• REQUIRED WORK:
Find every line in the records below that holds the word "JSON", and copy each one.

• ITEMS:
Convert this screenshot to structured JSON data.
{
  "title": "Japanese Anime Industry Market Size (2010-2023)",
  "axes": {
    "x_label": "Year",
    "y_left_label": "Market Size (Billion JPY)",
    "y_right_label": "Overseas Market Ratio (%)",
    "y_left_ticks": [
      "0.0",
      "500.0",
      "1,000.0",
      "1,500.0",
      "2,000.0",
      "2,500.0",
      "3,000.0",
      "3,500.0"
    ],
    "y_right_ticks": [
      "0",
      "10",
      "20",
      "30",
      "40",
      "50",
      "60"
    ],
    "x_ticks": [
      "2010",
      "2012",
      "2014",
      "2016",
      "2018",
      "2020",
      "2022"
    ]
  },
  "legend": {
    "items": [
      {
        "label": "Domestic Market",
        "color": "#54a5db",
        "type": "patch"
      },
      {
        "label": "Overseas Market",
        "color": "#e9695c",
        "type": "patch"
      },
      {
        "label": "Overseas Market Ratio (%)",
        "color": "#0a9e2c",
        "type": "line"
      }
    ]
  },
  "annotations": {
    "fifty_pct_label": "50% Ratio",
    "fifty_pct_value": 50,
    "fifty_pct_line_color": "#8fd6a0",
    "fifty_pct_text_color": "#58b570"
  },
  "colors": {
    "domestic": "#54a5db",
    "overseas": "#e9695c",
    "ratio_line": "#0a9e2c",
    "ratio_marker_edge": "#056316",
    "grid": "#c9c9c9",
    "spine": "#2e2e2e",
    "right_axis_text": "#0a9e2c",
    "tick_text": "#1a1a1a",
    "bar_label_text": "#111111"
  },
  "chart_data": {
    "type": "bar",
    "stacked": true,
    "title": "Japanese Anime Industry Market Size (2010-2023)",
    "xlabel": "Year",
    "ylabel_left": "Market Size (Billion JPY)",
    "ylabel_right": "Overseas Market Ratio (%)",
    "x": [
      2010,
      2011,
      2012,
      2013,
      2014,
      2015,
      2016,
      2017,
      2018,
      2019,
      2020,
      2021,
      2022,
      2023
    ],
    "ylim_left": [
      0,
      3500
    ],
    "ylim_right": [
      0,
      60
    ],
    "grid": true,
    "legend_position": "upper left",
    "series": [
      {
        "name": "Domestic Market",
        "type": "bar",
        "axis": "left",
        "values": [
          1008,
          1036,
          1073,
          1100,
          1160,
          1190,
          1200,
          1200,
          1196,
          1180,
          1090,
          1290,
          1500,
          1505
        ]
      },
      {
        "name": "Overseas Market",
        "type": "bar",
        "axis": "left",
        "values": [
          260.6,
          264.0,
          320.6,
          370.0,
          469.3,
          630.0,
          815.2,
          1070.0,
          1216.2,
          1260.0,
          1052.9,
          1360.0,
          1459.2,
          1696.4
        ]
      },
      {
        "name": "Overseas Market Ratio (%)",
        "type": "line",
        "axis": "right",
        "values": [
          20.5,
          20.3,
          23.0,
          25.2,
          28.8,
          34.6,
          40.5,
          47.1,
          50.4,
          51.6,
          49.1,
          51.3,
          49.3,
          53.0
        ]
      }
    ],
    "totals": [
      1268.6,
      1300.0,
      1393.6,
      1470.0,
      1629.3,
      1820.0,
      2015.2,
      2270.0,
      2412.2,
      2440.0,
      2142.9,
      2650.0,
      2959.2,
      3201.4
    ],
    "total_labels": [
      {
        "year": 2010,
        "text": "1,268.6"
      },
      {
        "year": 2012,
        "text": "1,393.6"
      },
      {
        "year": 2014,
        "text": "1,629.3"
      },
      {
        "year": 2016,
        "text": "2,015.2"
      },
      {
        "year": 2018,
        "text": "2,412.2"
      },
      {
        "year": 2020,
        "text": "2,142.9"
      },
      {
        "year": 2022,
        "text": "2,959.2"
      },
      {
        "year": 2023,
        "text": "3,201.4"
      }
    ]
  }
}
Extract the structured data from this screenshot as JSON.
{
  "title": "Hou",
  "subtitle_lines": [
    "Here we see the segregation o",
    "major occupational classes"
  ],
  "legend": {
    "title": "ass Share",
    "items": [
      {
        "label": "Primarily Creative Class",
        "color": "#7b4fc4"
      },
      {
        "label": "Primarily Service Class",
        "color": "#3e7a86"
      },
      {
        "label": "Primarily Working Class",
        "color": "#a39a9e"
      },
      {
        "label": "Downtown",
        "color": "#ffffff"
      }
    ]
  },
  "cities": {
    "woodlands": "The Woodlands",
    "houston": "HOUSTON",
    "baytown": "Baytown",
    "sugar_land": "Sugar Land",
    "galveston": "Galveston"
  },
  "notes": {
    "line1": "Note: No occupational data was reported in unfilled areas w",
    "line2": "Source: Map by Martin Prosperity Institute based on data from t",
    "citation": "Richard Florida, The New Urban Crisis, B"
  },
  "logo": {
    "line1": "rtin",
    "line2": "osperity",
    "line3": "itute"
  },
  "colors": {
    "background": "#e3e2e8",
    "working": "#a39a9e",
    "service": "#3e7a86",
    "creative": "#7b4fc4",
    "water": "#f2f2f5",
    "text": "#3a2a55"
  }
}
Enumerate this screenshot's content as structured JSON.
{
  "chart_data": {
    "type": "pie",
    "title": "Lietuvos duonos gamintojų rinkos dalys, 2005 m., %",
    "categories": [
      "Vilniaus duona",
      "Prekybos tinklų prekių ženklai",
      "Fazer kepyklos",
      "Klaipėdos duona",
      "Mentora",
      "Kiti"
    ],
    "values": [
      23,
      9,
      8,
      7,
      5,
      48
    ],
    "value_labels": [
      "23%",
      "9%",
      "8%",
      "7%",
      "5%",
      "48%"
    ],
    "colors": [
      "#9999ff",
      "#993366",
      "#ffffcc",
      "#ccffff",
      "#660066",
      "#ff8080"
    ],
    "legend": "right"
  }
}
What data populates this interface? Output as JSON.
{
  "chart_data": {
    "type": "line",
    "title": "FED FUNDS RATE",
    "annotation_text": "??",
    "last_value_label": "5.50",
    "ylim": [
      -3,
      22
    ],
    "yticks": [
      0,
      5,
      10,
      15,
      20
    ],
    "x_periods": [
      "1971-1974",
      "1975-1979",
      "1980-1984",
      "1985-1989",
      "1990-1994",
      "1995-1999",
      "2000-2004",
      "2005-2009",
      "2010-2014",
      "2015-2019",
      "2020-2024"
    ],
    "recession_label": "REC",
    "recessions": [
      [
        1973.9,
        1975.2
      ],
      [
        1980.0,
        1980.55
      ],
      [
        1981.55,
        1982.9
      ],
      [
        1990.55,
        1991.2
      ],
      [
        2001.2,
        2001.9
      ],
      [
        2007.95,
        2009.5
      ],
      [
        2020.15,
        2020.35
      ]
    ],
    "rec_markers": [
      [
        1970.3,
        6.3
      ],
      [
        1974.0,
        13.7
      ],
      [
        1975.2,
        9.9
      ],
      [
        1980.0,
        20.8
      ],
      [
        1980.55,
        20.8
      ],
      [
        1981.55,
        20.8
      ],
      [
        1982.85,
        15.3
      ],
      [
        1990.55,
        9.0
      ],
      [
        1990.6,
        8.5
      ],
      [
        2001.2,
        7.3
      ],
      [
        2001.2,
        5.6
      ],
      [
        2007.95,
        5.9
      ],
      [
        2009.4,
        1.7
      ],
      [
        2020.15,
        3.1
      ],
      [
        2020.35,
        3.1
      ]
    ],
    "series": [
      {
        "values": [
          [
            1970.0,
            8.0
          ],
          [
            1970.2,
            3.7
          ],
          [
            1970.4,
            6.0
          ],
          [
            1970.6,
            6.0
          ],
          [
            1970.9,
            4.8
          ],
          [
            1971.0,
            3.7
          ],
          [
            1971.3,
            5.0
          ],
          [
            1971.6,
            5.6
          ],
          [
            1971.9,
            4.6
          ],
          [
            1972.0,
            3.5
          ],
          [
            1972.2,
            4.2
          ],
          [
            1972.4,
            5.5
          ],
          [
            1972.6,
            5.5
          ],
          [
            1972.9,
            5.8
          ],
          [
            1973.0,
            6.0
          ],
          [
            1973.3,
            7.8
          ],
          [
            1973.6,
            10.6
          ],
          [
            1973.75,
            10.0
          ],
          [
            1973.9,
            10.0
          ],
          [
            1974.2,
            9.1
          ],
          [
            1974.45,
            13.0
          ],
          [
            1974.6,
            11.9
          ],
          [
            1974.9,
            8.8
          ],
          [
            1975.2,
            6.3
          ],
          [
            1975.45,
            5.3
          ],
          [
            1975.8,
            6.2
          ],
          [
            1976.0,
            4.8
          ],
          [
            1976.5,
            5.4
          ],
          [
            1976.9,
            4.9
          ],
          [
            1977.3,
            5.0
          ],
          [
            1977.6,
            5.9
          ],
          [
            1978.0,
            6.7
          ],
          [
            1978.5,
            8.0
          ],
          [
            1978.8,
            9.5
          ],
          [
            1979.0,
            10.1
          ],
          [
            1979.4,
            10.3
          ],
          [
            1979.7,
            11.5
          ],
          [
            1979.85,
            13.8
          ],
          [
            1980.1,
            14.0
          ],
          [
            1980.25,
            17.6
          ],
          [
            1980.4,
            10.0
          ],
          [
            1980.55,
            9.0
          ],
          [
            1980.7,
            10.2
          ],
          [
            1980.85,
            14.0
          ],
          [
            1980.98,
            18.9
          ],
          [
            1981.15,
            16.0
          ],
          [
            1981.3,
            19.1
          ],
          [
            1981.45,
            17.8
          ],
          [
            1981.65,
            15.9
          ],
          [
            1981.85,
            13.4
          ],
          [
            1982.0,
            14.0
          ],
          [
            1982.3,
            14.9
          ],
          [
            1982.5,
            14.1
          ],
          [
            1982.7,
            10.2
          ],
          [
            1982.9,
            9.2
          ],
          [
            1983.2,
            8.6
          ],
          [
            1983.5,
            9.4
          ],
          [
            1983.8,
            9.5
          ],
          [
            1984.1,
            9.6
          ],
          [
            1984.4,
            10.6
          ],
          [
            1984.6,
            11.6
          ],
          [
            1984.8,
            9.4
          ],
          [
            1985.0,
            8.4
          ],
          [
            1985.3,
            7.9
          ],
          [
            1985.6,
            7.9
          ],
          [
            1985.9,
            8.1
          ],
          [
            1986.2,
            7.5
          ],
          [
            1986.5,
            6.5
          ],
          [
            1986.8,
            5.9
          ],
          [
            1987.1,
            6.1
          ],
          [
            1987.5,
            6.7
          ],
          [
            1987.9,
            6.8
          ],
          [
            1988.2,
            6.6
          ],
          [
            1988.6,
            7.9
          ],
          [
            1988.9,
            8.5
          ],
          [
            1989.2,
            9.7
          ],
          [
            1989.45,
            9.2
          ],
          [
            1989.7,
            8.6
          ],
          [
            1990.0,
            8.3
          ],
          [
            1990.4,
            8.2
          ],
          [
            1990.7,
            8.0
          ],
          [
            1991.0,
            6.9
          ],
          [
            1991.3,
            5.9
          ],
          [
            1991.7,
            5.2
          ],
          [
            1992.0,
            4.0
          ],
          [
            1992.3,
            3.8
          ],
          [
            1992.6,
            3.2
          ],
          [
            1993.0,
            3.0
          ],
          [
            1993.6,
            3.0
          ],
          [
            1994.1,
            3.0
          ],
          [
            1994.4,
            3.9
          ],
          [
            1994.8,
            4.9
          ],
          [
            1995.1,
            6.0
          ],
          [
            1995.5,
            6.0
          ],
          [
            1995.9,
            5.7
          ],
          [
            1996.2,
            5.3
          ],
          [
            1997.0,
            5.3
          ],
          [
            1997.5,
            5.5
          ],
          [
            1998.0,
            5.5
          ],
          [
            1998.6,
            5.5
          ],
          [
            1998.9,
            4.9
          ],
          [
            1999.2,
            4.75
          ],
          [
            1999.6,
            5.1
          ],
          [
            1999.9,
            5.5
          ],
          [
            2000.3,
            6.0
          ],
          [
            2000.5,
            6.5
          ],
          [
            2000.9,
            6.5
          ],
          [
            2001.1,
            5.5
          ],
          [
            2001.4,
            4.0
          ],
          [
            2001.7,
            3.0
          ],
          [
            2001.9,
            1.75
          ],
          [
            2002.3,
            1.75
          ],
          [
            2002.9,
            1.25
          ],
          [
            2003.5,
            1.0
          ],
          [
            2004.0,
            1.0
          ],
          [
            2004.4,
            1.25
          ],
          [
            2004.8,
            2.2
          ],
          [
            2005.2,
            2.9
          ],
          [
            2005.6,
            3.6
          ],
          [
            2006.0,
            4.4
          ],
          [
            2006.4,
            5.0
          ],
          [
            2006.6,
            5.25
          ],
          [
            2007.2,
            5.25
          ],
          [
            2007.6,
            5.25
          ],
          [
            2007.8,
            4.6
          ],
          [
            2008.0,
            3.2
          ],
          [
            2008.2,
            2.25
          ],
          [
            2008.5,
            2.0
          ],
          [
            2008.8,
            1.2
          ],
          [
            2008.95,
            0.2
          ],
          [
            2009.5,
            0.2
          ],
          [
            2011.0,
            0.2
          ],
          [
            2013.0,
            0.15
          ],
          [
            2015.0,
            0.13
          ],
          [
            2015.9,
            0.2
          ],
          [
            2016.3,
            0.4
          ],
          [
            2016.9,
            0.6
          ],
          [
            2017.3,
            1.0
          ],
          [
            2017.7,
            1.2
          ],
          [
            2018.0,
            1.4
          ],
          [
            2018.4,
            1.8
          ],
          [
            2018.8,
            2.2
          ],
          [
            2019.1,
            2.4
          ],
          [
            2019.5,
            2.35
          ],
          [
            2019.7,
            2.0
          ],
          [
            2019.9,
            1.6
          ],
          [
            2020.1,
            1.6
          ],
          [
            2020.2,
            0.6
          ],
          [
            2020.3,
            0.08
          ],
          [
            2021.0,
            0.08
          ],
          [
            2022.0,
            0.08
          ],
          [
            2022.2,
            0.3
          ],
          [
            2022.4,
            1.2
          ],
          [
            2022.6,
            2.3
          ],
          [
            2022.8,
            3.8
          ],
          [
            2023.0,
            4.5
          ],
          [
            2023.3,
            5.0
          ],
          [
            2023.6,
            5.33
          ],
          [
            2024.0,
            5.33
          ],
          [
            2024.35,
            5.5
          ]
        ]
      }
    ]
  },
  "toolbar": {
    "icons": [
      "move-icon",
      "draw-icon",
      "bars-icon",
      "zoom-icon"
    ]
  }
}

• TASK RESULT:
Convert this screenshot to structured JSON data.
Extract the structured data from this screenshot as JSON.
Enumerate this screenshot's content as structured JSON.
What data populates this interface? Output as JSON.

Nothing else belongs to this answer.